━━ GIVEN INFORMATION ━━

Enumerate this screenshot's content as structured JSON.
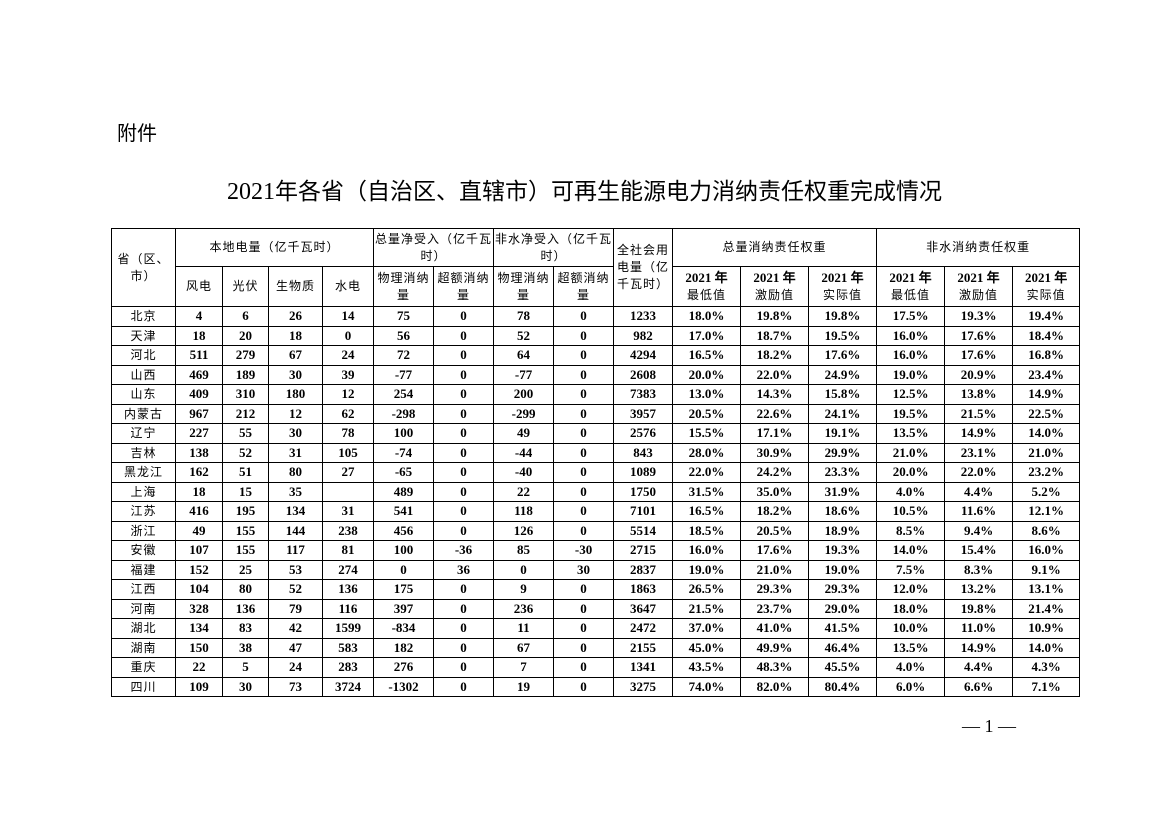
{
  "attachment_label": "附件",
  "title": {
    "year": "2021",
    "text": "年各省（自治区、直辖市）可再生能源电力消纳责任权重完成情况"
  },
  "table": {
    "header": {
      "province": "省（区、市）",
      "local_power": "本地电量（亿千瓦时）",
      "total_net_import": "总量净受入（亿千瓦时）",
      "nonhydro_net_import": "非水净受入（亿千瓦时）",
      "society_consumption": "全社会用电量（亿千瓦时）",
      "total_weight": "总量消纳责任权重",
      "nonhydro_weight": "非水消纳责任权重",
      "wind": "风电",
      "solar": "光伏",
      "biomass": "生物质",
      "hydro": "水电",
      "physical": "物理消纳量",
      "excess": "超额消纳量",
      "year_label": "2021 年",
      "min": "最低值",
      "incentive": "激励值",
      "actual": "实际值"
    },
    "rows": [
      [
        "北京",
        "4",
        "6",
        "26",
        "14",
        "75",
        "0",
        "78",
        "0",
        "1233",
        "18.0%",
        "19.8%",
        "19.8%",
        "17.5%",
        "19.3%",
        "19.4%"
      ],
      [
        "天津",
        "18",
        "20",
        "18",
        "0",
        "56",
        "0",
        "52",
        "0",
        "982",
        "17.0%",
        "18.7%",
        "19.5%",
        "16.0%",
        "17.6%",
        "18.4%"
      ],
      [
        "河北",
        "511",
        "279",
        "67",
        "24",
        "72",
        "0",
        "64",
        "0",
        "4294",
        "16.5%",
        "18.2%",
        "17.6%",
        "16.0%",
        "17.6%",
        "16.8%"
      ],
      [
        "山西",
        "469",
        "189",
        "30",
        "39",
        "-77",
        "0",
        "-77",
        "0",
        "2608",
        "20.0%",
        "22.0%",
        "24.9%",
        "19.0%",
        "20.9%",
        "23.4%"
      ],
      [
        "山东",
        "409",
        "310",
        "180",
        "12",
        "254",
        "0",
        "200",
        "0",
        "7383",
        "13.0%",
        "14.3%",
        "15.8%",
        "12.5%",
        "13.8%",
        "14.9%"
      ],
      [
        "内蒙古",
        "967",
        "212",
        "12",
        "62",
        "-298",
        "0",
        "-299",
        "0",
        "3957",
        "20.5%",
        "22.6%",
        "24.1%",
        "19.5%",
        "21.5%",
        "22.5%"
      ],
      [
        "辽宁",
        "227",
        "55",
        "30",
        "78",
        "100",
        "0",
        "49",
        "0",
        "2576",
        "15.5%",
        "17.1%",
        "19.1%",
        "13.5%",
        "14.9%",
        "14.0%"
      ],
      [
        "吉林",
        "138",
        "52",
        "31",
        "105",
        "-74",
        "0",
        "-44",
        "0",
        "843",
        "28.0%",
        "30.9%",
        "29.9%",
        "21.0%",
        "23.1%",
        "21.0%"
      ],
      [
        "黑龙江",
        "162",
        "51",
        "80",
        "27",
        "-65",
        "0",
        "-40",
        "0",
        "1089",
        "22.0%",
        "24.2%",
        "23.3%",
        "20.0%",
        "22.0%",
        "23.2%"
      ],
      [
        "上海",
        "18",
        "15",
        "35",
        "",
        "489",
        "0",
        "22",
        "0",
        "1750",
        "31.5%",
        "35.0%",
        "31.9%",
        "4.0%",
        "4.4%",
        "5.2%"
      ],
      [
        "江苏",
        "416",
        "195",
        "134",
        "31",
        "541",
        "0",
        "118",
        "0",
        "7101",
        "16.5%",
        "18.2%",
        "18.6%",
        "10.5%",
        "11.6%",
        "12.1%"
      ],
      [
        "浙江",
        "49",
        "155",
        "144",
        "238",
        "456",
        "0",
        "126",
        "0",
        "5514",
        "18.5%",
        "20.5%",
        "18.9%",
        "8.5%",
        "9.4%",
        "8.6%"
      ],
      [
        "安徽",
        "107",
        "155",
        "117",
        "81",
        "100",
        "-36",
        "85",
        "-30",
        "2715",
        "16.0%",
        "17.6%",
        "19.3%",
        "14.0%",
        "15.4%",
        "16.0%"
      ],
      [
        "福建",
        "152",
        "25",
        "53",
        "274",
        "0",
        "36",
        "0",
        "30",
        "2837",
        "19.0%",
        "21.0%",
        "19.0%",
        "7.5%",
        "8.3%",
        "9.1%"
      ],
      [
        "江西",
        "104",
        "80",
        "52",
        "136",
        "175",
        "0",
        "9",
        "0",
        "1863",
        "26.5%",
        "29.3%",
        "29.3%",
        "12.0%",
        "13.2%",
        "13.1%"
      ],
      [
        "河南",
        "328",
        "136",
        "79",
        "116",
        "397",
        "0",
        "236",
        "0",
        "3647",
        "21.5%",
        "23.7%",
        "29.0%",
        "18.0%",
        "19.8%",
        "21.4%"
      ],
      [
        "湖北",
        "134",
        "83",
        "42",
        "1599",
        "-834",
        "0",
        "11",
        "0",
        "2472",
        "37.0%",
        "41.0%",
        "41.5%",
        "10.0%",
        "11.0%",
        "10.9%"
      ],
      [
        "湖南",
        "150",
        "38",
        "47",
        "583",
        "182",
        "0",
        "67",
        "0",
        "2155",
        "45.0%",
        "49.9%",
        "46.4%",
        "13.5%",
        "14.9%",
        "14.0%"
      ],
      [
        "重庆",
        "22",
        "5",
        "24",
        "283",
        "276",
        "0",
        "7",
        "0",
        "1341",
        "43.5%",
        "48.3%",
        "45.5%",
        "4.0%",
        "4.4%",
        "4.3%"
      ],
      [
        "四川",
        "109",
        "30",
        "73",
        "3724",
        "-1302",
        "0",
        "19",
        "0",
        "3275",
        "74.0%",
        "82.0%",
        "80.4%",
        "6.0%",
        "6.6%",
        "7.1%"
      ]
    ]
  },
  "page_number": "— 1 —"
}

━━━

■ **EXERCISE DIRECTIONS**: Write out the records above exactly as they stand, leaving out every picture.

■ **FINISHED EXERCISE**:
Enumerate this screenshot's content as structured JSON.
{
  "attachment_label": "附件",
  "title": {
    "year": "2021",
    "text": "年各省（自治区、直辖市）可再生能源电力消纳责任权重完成情况"
  },
  "table": {
    "header": {
      "province": "省（区、市）",
      "local_power": "本地电量（亿千瓦时）",
      "total_net_import": "总量净受入（亿千瓦时）",
      "nonhydro_net_import": "非水净受入（亿千瓦时）",
      "society_consumption": "全社会用电量（亿千瓦时）",
      "total_weight": "总量消纳责任权重",
      "nonhydro_weight": "非水消纳责任权重",
      "wind": "风电",
      "solar": "光伏",
      "biomass": "生物质",
      "hydro": "水电",
      "physical": "物理消纳量",
      "excess": "超额消纳量",
      "year_label": "2021 年",
      "min": "最低值",
      "incentive": "激励值",
      "actual": "实际值"
    },
    "rows": [
      [
        "北京",
        "4",
        "6",
        "26",
        "14",
        "75",
        "0",
        "78",
        "0",
        "1233",
        "18.0%",
        "19.8%",
        "19.8%",
        "17.5%",
        "19.3%",
        "19.4%"
      ],
      [
        "天津",
        "18",
        "20",
        "18",
        "0",
        "56",
        "0",
        "52",
        "0",
        "982",
        "17.0%",
        "18.7%",
        "19.5%",
        "16.0%",
        "17.6%",
        "18.4%"
      ],
      [
        "河北",
        "511",
        "279",
        "67",
        "24",
        "72",
        "0",
        "64",
        "0",
        "4294",
        "16.5%",
        "18.2%",
        "17.6%",
        "16.0%",
        "17.6%",
        "16.8%"
      ],
      [
        "山西",
        "469",
        "189",
        "30",
        "39",
        "-77",
        "0",
        "-77",
        "0",
        "2608",
        "20.0%",
        "22.0%",
        "24.9%",
        "19.0%",
        "20.9%",
        "23.4%"
      ],
      [
        "山东",
        "409",
        "310",
        "180",
        "12",
        "254",
        "0",
        "200",
        "0",
        "7383",
        "13.0%",
        "14.3%",
        "15.8%",
        "12.5%",
        "13.8%",
        "14.9%"
      ],
      [
        "内蒙古",
        "967",
        "212",
        "12",
        "62",
        "-298",
        "0",
        "-299",
        "0",
        "3957",
        "20.5%",
        "22.6%",
        "24.1%",
        "19.5%",
        "21.5%",
        "22.5%"
      ],
      [
        "辽宁",
        "227",
        "55",
        "30",
        "78",
        "100",
        "0",
        "49",
        "0",
        "2576",
        "15.5%",
        "17.1%",
        "19.1%",
        "13.5%",
        "14.9%",
        "14.0%"
      ],
      [
        "吉林",
        "138",
        "52",
        "31",
        "105",
        "-74",
        "0",
        "-44",
        "0",
        "843",
        "28.0%",
        "30.9%",
        "29.9%",
        "21.0%",
        "23.1%",
        "21.0%"
      ],
      [
        "黑龙江",
        "162",
        "51",
        "80",
        "27",
        "-65",
        "0",
        "-40",
        "0",
        "1089",
        "22.0%",
        "24.2%",
        "23.3%",
        "20.0%",
        "22.0%",
        "23.2%"
      ],
      [
        "上海",
        "18",
        "15",
        "35",
        "",
        "489",
        "0",
        "22",
        "0",
        "1750",
        "31.5%",
        "35.0%",
        "31.9%",
        "4.0%",
        "4.4%",
        "5.2%"
      ],
      [
        "江苏",
        "416",
        "195",
        "134",
        "31",
        "541",
        "0",
        "118",
        "0",
        "7101",
        "16.5%",
        "18.2%",
        "18.6%",
        "10.5%",
        "11.6%",
        "12.1%"
      ],
      [
        "浙江",
        "49",
        "155",
        "144",
        "238",
        "456",
        "0",
        "126",
        "0",
        "5514",
        "18.5%",
        "20.5%",
        "18.9%",
        "8.5%",
        "9.4%",
        "8.6%"
      ],
      [
        "安徽",
        "107",
        "155",
        "117",
        "81",
        "100",
        "-36",
        "85",
        "-30",
        "2715",
        "16.0%",
        "17.6%",
        "19.3%",
        "14.0%",
        "15.4%",
        "16.0%"
      ],
      [
        "福建",
        "152",
        "25",
        "53",
        "274",
        "0",
        "36",
        "0",
        "30",
        "2837",
        "19.0%",
        "21.0%",
        "19.0%",
        "7.5%",
        "8.3%",
        "9.1%"
      ],
      [
        "江西",
        "104",
        "80",
        "52",
        "136",
        "175",
        "0",
        "9",
        "0",
        "1863",
        "26.5%",
        "29.3%",
        "29.3%",
        "12.0%",
        "13.2%",
        "13.1%"
      ],
      [
        "河南",
        "328",
        "136",
        "79",
        "116",
        "397",
        "0",
        "236",
        "0",
        "3647",
        "21.5%",
        "23.7%",
        "29.0%",
        "18.0%",
        "19.8%",
        "21.4%"
      ],
      [
        "湖北",
        "134",
        "83",
        "42",
        "1599",
        "-834",
        "0",
        "11",
        "0",
        "2472",
        "37.0%",
        "41.0%",
        "41.5%",
        "10.0%",
        "11.0%",
        "10.9%"
      ],
      [
        "湖南",
        "150",
        "38",
        "47",
        "583",
        "182",
        "0",
        "67",
        "0",
        "2155",
        "45.0%",
        "49.9%",
        "46.4%",
        "13.5%",
        "14.9%",
        "14.0%"
      ],
      [
        "重庆",
        "22",
        "5",
        "24",
        "283",
        "276",
        "0",
        "7",
        "0",
        "1341",
        "43.5%",
        "48.3%",
        "45.5%",
        "4.0%",
        "4.4%",
        "4.3%"
      ],
      [
        "四川",
        "109",
        "30",
        "73",
        "3724",
        "-1302",
        "0",
        "19",
        "0",
        "3275",
        "74.0%",
        "82.0%",
        "80.4%",
        "6.0%",
        "6.6%",
        "7.1%"
      ]
    ]
  },
  "page_number": "— 1 —"
}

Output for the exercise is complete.